───── Input for this task ─────

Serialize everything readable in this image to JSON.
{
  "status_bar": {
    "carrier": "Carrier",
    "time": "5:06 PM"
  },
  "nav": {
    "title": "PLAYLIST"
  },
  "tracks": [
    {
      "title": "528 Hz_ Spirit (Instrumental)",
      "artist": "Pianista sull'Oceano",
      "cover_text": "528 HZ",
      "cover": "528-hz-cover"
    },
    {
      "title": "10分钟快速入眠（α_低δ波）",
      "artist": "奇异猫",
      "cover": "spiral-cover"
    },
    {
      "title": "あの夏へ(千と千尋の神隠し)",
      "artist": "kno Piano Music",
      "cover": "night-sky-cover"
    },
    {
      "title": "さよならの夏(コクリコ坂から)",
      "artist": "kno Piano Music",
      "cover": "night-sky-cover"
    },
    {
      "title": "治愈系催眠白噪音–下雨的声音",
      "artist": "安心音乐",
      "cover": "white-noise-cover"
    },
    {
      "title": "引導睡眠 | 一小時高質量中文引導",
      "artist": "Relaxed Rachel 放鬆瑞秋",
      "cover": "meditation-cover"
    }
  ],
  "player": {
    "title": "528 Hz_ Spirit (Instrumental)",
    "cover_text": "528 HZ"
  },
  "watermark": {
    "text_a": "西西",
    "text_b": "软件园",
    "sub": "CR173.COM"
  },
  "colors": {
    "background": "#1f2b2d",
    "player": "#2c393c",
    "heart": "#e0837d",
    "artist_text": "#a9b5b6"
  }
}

─────

§ **The request**:
Each record above must be given again exactly.

§ **Output for this exercise**:
Serialize everything readable in this image to JSON.
{
  "status_bar": {
    "carrier": "Carrier",
    "time": "5:06 PM"
  },
  "nav": {
    "title": "PLAYLIST"
  },
  "tracks": [
    {
      "title": "528 Hz_ Spirit (Instrumental)",
      "artist": "Pianista sull'Oceano",
      "cover_text": "528 HZ",
      "cover": "528-hz-cover"
    },
    {
      "title": "10分钟快速入眠（α_低δ波）",
      "artist": "奇异猫",
      "cover": "spiral-cover"
    },
    {
      "title": "あの夏へ(千と千尋の神隠し)",
      "artist": "kno Piano Music",
      "cover": "night-sky-cover"
    },
    {
      "title": "さよならの夏(コクリコ坂から)",
      "artist": "kno Piano Music",
      "cover": "night-sky-cover"
    },
    {
      "title": "治愈系催眠白噪音–下雨的声音",
      "artist": "安心音乐",
      "cover": "white-noise-cover"
    },
    {
      "title": "引導睡眠 | 一小時高質量中文引導",
      "artist": "Relaxed Rachel 放鬆瑞秋",
      "cover": "meditation-cover"
    }
  ],
  "player": {
    "title": "528 Hz_ Spirit (Instrumental)",
    "cover_text": "528 HZ"
  },
  "watermark": {
    "text_a": "西西",
    "text_b": "软件园",
    "sub": "CR173.COM"
  },
  "colors": {
    "background": "#1f2b2d",
    "player": "#2c393c",
    "heart": "#e0837d",
    "artist_text": "#a9b5b6"
  }
}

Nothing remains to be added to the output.